§ Dataset rows about figures:
========================================
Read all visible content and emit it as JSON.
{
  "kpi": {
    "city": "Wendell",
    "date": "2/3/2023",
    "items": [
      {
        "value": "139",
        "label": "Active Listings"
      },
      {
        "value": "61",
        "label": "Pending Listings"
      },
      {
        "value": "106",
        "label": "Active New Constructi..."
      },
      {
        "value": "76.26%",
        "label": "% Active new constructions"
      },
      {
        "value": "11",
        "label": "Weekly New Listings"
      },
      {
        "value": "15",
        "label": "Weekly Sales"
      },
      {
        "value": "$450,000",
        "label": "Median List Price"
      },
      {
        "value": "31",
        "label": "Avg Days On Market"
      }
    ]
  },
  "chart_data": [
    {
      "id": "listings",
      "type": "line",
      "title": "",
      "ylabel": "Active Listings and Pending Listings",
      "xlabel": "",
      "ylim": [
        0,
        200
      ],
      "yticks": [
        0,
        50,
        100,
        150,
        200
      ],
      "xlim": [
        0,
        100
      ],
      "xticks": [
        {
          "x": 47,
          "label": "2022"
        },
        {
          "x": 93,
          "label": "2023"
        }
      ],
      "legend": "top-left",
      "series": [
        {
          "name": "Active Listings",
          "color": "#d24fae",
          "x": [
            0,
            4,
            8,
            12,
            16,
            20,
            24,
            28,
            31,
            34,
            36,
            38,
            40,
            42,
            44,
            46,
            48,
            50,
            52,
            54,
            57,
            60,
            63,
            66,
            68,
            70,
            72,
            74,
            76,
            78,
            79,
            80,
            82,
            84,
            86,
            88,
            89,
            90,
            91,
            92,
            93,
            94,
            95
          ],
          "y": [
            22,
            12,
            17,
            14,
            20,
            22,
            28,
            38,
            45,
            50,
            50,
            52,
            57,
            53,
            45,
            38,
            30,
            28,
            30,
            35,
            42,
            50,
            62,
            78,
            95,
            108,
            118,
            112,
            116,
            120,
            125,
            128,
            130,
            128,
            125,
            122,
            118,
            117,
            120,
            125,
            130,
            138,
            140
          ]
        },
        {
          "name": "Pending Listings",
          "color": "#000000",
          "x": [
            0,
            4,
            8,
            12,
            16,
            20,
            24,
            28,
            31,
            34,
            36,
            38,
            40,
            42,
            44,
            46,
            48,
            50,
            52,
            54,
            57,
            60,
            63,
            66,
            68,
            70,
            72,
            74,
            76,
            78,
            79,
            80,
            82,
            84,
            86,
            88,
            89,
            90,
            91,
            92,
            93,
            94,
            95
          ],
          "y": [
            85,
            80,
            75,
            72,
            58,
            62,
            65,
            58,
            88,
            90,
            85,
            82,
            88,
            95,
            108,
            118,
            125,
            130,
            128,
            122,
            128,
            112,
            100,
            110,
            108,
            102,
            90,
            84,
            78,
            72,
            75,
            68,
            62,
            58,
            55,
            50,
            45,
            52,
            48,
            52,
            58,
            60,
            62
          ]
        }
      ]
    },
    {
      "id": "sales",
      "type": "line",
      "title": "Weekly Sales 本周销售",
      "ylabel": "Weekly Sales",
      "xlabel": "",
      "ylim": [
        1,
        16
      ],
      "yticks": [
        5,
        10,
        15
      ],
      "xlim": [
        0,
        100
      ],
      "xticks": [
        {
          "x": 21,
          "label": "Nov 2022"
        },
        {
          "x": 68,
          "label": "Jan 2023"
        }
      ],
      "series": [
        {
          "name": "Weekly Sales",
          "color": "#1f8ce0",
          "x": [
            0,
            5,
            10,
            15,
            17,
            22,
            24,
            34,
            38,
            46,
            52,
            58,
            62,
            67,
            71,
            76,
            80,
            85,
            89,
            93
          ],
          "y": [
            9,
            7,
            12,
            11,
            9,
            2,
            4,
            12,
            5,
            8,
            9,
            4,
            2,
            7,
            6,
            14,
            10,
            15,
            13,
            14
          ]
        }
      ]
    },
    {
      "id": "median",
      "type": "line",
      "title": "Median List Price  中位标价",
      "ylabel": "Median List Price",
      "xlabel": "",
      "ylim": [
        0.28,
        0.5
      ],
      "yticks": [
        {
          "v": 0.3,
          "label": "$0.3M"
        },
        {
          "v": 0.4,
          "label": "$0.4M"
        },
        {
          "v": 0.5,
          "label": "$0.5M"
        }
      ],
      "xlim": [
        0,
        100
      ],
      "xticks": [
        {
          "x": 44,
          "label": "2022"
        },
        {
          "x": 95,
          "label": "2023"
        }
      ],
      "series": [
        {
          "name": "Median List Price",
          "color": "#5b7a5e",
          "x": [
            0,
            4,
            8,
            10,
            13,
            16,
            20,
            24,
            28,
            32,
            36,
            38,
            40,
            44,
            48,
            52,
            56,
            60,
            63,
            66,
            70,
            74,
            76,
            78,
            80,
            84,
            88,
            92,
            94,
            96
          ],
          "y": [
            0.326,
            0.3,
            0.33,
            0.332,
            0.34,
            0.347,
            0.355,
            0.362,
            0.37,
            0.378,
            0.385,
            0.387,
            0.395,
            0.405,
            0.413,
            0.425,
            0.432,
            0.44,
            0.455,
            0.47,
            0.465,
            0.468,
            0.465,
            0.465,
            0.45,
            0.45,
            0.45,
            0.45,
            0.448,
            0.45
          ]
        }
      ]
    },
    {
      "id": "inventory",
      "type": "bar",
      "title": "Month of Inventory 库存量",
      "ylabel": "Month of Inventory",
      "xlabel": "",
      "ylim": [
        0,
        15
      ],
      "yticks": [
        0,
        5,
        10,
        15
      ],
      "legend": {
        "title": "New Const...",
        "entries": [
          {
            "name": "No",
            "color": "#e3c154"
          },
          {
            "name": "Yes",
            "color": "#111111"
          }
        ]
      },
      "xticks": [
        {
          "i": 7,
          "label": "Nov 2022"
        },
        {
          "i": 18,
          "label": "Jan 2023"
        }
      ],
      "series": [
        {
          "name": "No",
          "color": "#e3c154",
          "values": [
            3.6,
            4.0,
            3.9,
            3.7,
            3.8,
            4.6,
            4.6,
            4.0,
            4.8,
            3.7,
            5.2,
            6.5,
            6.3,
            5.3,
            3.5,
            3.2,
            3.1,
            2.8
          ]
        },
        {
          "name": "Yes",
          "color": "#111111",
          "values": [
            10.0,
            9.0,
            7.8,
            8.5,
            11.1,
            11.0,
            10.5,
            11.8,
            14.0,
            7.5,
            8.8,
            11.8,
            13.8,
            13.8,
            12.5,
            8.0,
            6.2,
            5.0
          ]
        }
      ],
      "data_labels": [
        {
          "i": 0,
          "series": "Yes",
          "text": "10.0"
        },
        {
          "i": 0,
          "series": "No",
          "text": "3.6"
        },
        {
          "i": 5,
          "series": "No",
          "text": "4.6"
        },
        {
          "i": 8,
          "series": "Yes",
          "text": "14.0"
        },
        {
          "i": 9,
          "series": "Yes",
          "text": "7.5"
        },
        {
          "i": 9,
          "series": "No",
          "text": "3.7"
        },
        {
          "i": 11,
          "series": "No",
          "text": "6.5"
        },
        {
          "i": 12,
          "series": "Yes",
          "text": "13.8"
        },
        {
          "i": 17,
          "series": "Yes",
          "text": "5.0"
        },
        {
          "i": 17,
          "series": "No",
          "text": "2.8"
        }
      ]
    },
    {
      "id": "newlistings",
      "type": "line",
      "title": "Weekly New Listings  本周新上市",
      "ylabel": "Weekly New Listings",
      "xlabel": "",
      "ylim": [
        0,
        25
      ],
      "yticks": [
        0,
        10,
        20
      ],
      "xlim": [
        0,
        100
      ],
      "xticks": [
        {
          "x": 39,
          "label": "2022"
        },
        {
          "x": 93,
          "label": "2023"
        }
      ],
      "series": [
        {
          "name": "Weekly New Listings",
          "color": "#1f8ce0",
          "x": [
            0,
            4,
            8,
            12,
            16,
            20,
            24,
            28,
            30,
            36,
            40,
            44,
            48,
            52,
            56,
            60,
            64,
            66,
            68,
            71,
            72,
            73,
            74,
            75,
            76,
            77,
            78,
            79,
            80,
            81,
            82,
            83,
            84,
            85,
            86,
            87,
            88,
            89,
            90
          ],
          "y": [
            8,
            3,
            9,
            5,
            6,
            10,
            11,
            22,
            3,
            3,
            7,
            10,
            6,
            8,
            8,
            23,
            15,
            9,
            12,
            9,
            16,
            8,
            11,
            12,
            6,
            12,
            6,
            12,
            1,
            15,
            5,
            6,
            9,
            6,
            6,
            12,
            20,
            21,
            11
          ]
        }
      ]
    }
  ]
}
========================================
Return solely the number of lines in the data that include the word "text".

§ WRITTEN RESPONSE: 10